(Records from a data collection)
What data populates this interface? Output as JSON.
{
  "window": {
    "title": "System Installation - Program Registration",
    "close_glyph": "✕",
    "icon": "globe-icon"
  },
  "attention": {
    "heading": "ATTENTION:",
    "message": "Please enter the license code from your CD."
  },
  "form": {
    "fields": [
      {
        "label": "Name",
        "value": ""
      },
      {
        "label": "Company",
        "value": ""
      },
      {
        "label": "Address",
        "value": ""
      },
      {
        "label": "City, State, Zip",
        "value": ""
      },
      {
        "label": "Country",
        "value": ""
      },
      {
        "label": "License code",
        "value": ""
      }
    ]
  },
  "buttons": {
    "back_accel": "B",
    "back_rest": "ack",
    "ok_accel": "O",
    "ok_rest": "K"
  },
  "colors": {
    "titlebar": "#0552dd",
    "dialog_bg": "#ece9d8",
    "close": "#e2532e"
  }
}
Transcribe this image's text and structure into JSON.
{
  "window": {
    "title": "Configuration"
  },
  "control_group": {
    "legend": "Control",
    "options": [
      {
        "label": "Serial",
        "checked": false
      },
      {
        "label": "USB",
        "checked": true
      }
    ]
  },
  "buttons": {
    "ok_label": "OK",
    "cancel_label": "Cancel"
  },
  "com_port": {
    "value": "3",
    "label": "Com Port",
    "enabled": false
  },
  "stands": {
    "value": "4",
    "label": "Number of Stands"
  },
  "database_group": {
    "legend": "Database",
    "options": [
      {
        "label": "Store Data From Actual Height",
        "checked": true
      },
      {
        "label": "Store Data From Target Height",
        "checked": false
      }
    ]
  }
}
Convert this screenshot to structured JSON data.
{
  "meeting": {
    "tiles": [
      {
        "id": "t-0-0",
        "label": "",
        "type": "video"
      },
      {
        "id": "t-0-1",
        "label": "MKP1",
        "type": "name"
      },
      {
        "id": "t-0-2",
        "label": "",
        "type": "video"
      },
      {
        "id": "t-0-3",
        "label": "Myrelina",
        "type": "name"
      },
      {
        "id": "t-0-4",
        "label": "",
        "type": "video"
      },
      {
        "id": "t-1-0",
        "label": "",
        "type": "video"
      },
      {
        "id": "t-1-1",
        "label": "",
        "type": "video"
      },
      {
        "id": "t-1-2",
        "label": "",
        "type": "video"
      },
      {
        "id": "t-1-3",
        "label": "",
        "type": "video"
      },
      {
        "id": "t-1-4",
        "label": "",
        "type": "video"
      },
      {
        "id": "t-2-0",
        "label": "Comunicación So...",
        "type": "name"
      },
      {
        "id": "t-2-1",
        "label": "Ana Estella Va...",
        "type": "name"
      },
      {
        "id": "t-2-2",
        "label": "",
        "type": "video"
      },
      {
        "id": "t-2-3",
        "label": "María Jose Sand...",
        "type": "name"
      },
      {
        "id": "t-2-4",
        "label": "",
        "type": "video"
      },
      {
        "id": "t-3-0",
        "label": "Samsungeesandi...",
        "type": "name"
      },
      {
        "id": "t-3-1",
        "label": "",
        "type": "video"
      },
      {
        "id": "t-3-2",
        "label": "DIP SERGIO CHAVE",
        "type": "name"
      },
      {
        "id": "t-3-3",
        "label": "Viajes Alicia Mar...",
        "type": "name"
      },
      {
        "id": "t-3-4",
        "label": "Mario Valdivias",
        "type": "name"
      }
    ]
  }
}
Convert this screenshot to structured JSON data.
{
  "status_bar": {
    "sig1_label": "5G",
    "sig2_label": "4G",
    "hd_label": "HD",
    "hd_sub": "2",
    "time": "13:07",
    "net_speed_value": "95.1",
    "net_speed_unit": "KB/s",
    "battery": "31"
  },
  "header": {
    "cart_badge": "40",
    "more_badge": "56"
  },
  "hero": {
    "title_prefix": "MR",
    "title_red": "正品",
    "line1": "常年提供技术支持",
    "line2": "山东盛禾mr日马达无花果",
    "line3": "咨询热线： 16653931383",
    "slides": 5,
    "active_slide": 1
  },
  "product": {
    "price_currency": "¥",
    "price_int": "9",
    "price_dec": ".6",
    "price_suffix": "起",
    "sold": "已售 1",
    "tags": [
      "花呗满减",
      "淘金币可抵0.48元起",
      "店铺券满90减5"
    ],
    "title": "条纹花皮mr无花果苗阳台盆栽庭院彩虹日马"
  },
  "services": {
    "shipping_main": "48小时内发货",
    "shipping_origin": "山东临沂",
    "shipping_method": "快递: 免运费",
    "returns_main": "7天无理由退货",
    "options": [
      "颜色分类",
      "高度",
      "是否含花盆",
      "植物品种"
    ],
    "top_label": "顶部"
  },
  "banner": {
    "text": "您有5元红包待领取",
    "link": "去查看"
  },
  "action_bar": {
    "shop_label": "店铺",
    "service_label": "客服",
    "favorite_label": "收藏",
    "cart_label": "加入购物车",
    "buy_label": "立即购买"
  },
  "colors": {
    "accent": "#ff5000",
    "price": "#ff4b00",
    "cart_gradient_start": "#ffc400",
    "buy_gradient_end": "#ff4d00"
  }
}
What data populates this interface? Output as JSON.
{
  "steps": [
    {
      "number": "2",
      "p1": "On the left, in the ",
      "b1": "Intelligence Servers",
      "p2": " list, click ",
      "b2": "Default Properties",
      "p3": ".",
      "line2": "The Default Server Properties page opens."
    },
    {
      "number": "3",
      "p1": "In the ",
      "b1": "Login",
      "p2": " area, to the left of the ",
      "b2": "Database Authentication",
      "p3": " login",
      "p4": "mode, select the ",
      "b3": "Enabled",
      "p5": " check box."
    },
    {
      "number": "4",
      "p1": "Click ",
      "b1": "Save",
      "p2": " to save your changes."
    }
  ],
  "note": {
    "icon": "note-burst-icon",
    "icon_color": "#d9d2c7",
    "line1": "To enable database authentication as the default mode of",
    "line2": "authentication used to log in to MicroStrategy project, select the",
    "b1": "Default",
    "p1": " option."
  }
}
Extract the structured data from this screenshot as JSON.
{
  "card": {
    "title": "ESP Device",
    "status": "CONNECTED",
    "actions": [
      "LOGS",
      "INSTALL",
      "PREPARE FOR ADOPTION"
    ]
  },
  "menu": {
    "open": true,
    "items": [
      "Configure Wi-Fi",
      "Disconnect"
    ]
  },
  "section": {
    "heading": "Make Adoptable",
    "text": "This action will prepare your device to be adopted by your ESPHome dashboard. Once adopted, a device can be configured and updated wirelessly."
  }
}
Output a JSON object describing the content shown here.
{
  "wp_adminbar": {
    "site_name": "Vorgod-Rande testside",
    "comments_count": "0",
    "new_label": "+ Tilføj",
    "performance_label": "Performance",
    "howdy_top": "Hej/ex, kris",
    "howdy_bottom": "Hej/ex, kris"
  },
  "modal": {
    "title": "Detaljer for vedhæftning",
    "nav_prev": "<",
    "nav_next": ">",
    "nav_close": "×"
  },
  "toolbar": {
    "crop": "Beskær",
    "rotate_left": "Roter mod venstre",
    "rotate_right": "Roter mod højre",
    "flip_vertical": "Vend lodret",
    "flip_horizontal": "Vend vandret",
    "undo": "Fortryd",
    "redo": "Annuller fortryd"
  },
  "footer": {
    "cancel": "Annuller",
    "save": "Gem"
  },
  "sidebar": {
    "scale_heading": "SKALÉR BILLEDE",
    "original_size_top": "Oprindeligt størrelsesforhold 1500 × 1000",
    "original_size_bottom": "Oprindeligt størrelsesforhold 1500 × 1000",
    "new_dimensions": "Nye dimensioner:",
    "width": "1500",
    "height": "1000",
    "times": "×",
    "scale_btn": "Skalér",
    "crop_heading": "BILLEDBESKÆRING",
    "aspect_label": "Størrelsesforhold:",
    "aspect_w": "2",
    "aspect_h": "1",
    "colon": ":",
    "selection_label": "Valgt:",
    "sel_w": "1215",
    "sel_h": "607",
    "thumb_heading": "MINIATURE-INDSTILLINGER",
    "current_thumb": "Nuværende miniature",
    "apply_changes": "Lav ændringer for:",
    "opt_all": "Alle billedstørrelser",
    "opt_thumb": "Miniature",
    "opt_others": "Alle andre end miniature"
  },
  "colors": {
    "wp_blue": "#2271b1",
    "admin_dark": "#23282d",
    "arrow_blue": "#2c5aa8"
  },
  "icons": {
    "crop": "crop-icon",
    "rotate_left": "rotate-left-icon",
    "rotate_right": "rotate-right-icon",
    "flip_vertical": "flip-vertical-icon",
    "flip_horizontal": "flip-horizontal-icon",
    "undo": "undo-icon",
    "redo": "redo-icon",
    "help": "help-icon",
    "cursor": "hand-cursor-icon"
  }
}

▶ **Objective**
Using the material above, report each line where "Properties" occurs.

▶ **Exercise output**
      "b2": "Default Properties",
      "line2": "The Default Server Properties page opens."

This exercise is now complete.